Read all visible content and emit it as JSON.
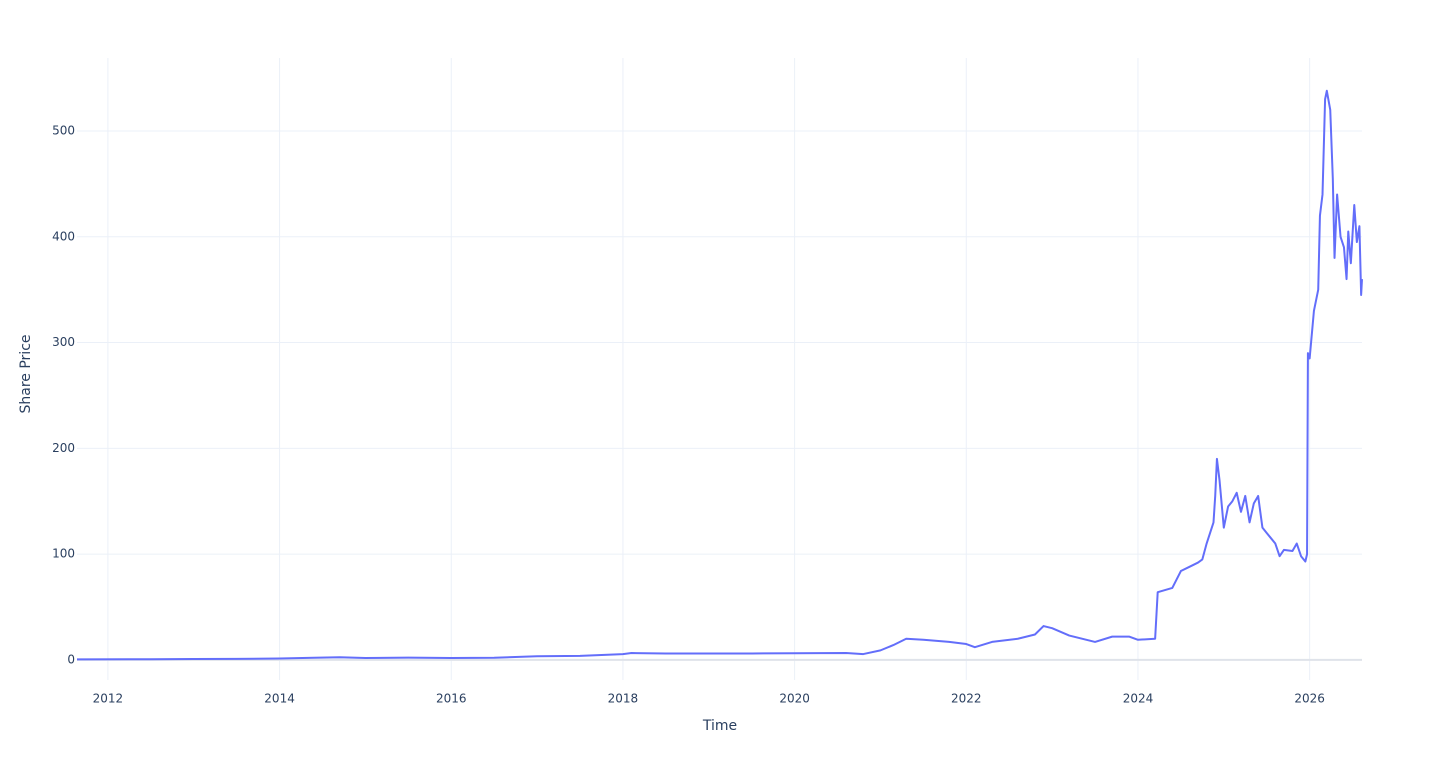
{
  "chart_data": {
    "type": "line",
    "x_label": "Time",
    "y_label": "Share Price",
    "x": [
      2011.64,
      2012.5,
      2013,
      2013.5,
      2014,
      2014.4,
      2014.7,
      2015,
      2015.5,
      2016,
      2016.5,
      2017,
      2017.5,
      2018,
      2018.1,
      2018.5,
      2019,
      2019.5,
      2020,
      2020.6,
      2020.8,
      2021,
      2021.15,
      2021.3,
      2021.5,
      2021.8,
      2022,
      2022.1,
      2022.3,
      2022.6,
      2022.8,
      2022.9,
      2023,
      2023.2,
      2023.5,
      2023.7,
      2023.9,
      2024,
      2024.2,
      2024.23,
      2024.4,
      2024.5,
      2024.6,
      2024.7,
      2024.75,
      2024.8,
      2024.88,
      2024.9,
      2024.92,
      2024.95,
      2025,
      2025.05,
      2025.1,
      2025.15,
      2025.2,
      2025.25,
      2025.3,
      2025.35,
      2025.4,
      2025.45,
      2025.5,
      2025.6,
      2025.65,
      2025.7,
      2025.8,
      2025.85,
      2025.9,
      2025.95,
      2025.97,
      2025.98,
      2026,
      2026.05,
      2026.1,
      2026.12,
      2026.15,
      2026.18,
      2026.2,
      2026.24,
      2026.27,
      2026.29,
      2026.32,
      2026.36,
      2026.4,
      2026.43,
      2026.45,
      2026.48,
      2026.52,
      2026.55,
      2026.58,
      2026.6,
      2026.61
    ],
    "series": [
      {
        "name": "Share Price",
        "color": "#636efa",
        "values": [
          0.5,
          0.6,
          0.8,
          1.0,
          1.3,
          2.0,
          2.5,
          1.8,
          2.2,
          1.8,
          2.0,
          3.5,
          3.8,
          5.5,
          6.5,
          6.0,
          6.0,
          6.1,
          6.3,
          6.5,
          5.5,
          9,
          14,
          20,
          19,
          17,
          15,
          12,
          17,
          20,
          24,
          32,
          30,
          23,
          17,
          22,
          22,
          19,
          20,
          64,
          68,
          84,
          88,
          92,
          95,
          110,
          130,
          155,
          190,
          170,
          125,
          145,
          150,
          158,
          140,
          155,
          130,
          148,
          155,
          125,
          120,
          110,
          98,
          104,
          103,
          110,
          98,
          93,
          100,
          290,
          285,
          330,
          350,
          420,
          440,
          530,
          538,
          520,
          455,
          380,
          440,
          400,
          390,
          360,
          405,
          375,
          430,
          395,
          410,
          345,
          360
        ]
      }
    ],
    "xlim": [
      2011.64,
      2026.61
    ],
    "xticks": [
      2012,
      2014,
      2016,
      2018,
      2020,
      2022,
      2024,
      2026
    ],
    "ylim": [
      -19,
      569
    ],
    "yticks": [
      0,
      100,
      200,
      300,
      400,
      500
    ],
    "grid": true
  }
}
==
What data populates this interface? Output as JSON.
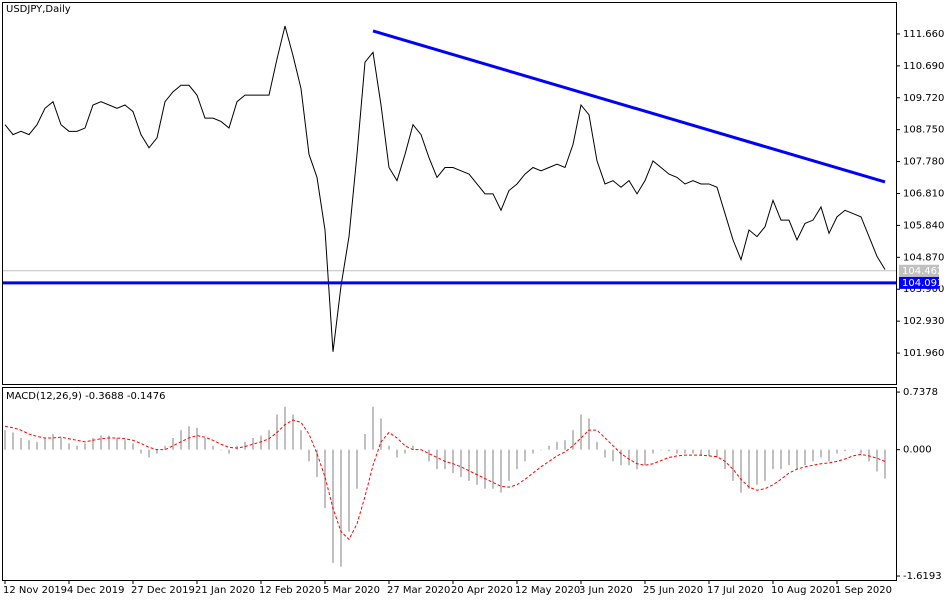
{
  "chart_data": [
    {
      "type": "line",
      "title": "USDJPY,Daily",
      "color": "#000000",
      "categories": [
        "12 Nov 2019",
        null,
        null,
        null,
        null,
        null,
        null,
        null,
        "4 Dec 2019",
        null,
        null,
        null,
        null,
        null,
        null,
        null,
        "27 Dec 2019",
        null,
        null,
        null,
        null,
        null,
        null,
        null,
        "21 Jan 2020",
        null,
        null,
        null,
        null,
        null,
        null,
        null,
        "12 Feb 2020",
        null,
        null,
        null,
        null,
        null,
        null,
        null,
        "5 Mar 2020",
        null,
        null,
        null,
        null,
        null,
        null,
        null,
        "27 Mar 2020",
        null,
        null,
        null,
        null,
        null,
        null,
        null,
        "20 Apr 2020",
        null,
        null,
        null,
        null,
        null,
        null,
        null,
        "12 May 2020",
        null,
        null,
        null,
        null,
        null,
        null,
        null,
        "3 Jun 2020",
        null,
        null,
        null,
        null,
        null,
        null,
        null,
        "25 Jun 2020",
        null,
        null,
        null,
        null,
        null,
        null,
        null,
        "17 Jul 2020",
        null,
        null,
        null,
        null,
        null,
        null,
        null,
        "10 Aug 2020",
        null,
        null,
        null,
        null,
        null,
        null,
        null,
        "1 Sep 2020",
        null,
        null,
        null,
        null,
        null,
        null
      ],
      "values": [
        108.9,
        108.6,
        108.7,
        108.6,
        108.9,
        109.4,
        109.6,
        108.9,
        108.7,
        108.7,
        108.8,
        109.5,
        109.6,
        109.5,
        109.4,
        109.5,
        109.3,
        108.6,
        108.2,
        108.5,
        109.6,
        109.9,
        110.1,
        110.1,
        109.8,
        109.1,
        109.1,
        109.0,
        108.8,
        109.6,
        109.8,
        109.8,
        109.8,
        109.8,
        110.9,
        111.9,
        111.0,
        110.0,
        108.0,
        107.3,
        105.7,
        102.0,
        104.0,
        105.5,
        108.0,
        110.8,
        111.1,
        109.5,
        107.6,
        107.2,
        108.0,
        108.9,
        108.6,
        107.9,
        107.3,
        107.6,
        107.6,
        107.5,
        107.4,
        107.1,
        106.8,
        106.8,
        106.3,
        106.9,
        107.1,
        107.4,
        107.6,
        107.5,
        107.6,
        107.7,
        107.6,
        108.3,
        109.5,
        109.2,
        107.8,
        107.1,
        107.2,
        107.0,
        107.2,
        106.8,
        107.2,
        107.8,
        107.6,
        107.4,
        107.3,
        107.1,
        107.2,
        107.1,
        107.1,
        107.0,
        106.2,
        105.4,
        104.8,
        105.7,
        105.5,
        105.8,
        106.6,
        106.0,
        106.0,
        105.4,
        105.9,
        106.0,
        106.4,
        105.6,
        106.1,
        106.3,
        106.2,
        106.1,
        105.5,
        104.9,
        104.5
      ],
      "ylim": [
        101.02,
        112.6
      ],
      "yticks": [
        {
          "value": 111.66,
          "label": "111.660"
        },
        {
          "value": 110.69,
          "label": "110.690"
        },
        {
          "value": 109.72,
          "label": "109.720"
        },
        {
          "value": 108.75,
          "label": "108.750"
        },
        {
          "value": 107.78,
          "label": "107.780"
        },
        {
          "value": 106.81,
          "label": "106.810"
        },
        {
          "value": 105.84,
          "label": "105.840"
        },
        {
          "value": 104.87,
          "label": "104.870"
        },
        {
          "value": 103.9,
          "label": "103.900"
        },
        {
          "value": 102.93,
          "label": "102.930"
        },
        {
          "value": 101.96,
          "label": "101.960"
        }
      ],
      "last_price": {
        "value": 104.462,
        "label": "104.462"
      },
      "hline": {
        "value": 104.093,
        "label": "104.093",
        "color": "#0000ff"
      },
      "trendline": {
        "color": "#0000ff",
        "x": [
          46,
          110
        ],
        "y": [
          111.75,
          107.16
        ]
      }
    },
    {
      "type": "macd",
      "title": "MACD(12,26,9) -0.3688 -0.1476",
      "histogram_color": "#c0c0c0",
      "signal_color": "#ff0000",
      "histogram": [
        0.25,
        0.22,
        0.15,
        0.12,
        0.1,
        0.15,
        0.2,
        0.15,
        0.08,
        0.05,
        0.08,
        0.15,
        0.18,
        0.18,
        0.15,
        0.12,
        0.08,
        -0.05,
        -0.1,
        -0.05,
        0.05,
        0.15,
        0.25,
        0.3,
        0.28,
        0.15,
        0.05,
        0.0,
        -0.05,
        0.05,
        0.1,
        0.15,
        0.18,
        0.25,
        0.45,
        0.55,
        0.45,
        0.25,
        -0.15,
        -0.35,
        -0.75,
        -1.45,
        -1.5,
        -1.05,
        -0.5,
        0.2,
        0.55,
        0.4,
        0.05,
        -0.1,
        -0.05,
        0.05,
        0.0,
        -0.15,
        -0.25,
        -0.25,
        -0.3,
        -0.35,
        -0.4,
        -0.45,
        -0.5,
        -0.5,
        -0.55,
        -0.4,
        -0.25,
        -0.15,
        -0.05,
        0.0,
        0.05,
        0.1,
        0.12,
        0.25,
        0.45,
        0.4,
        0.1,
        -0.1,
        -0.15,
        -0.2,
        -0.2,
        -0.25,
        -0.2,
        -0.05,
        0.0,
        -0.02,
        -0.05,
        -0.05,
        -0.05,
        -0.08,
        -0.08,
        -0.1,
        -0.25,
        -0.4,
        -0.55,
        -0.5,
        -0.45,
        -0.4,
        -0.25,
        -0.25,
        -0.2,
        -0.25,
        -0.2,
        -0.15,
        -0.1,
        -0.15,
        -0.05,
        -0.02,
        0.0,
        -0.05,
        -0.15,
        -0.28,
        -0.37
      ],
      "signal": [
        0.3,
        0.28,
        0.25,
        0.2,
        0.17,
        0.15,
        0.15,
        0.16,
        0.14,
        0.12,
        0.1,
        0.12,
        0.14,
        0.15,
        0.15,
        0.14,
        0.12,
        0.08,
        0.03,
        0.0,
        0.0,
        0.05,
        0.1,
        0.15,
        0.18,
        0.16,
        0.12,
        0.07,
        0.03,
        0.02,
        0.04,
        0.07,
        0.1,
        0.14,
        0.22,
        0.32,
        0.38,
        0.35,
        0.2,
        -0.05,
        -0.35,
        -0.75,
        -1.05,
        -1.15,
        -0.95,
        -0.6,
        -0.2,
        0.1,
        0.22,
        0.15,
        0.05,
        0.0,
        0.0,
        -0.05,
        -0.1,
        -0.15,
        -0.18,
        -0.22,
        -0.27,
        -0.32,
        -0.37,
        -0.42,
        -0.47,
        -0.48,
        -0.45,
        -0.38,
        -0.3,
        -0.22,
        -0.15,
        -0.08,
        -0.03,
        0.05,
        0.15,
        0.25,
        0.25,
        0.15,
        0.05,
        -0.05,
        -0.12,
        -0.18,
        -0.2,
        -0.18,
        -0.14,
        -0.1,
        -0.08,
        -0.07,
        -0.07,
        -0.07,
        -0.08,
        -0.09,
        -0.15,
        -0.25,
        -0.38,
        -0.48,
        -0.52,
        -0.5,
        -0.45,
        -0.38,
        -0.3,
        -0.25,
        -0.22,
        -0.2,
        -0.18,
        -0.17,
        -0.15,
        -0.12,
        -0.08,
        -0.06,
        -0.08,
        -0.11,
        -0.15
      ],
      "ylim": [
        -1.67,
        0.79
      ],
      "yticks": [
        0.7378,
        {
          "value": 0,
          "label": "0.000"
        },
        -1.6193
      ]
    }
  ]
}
---
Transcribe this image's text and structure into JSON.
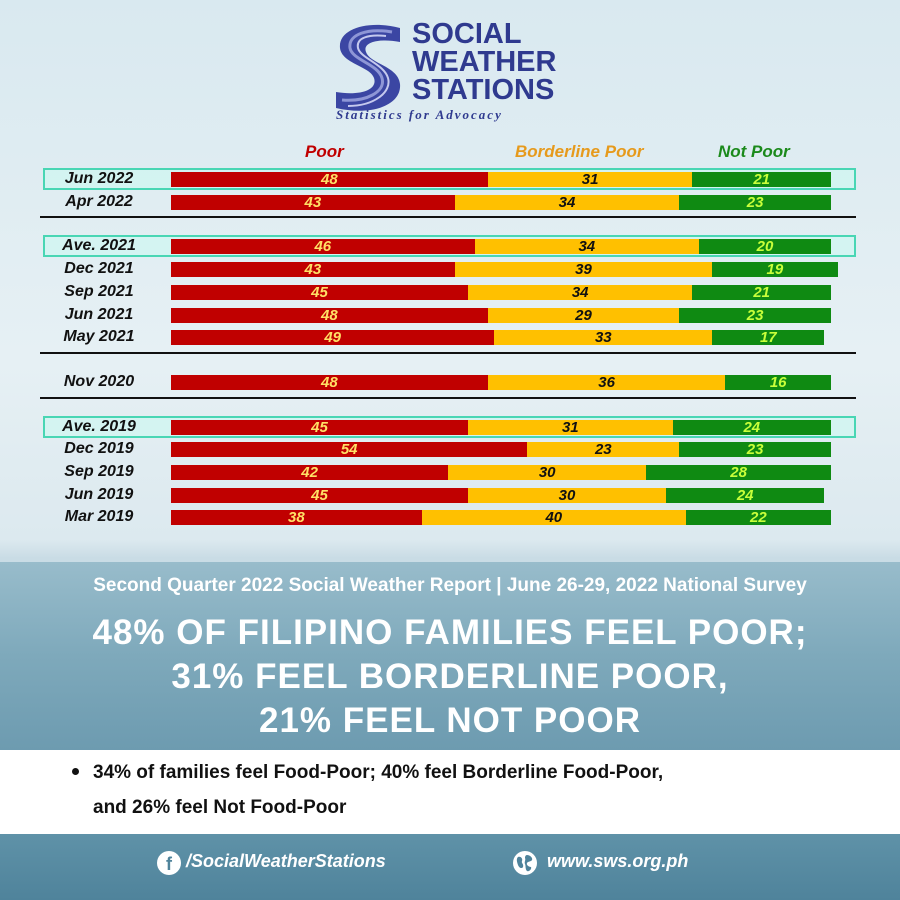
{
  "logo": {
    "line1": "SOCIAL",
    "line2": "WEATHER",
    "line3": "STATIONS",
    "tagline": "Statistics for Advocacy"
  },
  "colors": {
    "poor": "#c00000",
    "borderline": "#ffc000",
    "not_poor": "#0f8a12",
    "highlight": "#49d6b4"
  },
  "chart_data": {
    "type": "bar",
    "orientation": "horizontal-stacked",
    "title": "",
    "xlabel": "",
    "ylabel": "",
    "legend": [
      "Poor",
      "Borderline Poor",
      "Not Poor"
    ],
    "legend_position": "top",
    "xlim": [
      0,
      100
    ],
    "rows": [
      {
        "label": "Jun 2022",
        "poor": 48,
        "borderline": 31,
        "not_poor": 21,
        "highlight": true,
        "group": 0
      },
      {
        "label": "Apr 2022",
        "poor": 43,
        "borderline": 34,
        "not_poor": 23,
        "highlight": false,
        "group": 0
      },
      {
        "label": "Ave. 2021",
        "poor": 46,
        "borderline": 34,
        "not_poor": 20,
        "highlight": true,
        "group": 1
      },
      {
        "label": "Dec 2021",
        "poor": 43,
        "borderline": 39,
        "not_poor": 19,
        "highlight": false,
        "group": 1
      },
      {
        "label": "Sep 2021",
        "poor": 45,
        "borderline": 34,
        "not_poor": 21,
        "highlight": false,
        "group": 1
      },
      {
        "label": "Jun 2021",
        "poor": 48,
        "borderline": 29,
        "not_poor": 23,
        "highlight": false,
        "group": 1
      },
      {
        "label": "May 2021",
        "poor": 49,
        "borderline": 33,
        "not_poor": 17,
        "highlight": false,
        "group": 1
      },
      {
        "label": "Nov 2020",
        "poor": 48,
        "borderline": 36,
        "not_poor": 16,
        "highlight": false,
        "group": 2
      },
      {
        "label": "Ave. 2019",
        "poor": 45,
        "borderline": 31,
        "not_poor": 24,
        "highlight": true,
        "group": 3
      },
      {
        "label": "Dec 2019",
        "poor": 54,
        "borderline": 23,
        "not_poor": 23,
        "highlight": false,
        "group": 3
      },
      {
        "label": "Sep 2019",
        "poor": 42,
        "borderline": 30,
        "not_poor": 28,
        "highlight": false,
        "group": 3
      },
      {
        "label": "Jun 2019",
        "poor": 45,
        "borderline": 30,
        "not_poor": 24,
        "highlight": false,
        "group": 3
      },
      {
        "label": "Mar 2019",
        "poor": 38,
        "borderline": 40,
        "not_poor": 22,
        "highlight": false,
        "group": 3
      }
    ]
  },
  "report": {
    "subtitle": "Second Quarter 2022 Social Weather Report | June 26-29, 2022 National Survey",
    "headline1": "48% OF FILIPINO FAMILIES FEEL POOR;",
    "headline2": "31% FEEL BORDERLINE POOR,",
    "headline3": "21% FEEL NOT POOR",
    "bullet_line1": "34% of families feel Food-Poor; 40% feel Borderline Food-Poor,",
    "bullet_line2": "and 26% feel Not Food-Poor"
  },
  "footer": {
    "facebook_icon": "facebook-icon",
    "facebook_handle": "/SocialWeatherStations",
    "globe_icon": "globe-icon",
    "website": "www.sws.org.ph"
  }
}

* _Work to be completed_
Go through the entries and return each line where the word "Share" appears.

* _Final result_
    "y_label": "Share Price",
        "name": "Share Price",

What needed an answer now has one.